**YOUR OBJECTIVE:**
Your task is to write out the lines from the line containing "Read out every word on this page." through the last line of the material, exactly.

**RECORD LIST:**

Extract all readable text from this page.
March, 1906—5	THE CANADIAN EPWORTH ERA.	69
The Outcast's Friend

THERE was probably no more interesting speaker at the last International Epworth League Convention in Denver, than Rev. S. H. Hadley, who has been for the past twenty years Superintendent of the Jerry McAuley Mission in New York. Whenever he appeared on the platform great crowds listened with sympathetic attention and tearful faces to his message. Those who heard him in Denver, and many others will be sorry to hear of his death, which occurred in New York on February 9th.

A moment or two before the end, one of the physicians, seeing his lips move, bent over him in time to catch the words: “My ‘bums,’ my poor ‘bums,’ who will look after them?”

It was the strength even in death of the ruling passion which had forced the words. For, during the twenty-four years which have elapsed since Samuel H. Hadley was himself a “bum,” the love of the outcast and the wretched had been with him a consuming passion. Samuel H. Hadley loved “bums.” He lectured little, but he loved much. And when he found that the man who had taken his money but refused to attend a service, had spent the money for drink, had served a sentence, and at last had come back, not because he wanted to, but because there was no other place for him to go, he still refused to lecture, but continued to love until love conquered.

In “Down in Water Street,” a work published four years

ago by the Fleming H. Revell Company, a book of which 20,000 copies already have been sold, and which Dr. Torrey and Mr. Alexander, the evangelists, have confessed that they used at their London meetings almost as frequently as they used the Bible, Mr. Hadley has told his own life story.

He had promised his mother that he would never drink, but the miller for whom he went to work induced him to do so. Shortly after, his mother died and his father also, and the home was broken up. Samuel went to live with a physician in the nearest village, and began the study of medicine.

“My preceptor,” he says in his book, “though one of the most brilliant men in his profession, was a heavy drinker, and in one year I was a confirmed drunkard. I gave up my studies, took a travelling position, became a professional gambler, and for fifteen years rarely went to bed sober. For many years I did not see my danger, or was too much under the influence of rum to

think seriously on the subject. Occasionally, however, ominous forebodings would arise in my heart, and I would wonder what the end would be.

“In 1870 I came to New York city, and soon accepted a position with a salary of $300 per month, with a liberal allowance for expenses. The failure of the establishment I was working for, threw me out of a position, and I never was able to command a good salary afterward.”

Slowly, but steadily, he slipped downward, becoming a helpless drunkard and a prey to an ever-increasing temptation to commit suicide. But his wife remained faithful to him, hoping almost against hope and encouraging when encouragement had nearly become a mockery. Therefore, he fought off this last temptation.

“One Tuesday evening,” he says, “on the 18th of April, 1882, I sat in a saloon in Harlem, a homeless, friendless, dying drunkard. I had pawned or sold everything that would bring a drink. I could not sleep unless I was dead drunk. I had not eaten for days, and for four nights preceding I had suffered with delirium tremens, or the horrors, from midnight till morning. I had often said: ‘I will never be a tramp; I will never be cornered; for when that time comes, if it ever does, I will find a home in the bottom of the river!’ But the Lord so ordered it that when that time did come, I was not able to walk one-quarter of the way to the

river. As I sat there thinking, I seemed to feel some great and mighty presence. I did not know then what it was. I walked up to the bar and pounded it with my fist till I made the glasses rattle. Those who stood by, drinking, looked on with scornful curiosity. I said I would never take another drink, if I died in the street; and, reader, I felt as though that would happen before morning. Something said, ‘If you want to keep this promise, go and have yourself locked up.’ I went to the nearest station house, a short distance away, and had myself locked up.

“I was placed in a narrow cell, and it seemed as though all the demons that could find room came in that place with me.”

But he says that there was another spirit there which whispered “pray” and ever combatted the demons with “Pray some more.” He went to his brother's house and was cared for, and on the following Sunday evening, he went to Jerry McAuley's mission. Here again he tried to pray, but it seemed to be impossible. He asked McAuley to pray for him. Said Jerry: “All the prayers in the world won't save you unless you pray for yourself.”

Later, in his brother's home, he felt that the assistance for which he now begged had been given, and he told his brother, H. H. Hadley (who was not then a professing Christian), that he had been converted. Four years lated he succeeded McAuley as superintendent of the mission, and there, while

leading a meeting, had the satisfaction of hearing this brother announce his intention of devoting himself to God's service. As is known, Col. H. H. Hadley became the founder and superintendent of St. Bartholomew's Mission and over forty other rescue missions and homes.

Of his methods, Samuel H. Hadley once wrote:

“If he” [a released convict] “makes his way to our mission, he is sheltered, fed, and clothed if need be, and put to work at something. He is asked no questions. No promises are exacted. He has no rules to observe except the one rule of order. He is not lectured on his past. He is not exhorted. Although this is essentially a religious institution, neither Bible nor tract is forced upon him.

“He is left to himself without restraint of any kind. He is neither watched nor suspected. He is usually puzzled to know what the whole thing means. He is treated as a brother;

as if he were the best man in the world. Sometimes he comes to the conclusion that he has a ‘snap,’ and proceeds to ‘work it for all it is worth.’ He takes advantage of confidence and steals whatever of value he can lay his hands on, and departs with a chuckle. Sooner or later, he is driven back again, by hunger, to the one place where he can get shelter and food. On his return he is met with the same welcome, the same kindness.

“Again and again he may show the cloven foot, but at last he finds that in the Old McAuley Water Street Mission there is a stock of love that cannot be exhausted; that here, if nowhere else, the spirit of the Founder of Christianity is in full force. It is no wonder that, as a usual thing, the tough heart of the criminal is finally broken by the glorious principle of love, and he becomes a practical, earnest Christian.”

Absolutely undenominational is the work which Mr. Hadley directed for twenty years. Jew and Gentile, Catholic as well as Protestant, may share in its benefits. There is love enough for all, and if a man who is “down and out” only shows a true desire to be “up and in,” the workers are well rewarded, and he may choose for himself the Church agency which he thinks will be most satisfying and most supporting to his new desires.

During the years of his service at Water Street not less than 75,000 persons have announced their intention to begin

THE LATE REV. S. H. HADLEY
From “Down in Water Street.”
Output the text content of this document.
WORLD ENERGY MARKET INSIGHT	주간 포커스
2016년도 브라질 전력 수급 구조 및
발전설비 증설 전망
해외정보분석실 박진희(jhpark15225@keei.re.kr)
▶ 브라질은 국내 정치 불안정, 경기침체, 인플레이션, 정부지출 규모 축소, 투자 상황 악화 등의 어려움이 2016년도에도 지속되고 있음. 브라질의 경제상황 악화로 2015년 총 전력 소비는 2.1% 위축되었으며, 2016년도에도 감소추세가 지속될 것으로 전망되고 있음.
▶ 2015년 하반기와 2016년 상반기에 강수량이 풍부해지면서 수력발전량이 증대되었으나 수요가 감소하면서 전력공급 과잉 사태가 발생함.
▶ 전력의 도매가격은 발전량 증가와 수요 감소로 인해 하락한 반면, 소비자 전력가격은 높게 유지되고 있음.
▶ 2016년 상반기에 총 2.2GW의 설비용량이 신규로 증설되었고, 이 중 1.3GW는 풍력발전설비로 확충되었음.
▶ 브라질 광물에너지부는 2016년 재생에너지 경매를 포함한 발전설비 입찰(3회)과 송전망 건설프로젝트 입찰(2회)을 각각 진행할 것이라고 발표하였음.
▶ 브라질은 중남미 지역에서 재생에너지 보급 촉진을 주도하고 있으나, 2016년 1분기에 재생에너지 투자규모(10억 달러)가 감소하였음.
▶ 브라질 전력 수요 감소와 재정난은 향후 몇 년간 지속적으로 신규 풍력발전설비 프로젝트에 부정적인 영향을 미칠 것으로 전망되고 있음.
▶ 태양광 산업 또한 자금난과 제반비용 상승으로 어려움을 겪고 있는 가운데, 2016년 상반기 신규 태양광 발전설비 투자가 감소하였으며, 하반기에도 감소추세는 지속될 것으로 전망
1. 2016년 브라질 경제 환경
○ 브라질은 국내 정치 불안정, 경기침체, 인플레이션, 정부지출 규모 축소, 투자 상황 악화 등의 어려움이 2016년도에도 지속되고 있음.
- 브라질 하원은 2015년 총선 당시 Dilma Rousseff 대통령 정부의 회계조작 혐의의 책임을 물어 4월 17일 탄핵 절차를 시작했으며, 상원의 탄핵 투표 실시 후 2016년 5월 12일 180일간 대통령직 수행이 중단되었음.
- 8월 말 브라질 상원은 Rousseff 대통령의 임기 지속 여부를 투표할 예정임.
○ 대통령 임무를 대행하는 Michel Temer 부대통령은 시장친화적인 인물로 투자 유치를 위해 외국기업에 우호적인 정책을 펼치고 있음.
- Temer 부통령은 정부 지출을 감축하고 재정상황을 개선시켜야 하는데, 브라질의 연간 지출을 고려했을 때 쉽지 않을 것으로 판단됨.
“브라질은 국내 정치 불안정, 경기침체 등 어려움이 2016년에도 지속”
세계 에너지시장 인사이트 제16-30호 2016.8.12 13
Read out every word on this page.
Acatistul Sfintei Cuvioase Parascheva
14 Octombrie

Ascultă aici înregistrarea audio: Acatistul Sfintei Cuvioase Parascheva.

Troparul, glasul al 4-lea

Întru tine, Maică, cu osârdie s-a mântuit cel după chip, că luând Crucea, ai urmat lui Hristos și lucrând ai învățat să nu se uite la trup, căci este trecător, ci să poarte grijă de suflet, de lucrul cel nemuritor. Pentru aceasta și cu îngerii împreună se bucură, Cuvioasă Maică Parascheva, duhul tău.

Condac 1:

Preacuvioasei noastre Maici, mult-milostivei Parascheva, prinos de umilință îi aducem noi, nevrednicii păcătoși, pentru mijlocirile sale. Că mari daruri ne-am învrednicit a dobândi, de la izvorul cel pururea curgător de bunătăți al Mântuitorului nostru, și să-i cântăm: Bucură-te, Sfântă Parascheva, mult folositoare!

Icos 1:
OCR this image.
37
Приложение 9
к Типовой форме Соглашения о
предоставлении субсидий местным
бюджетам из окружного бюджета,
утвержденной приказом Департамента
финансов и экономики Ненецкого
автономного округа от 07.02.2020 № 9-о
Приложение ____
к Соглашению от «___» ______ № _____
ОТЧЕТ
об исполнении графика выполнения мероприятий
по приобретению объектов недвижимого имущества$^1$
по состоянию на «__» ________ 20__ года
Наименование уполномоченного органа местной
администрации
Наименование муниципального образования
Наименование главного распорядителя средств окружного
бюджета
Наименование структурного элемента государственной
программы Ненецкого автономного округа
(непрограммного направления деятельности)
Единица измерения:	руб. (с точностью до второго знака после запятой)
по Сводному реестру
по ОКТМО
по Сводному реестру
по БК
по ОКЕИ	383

**TASK SOLUTION:**
Read out every word on this page.
Acatistul Sfintei Cuvioase Parascheva
14 Octombrie

Ascultă aici înregistrarea audio: Acatistul Sfintei Cuvioase Parascheva.

Troparul, glasul al 4-lea

Întru tine, Maică, cu osârdie s-a mântuit cel după chip, că luând Crucea, ai urmat lui Hristos și lucrând ai învățat să nu se uite la trup, căci este trecător, ci să poarte grijă de suflet, de lucrul cel nemuritor. Pentru aceasta și cu îngerii împreună se bucură, Cuvioasă Maică Parascheva, duhul tău.

Condac 1:

Preacuvioasei noastre Maici, mult-milostivei Parascheva, prinos de umilință îi aducem noi, nevrednicii păcătoși, pentru mijlocirile sale. Că mari daruri ne-am învrednicit a dobândi, de la izvorul cel pururea curgător de bunătăți al Mântuitorului nostru, și să-i cântăm: Bucură-te, Sfântă Parascheva, mult folositoare!

Icos 1:
OCR this image.
37
Приложение 9
к Типовой форме Соглашения о
предоставлении субсидий местным
бюджетам из окружного бюджета,
утвержденной приказом Департамента
финансов и экономики Ненецкого
автономного округа от 07.02.2020 № 9-о
Приложение ____
к Соглашению от «___» ______ № _____
ОТЧЕТ
об исполнении графика выполнения мероприятий
по приобретению объектов недвижимого имущества$^1$
по состоянию на «__» ________ 20__ года
Наименование уполномоченного органа местной
администрации
Наименование муниципального образования
Наименование главного распорядителя средств окружного
бюджета
Наименование структурного элемента государственной
программы Ненецкого автономного округа
(непрограммного направления деятельности)
Единица измерения:	руб. (с точностью до второго знака после запятой)
по Сводному реестру
по ОКТМО
по Сводному реестру
по БК
по ОКЕИ	383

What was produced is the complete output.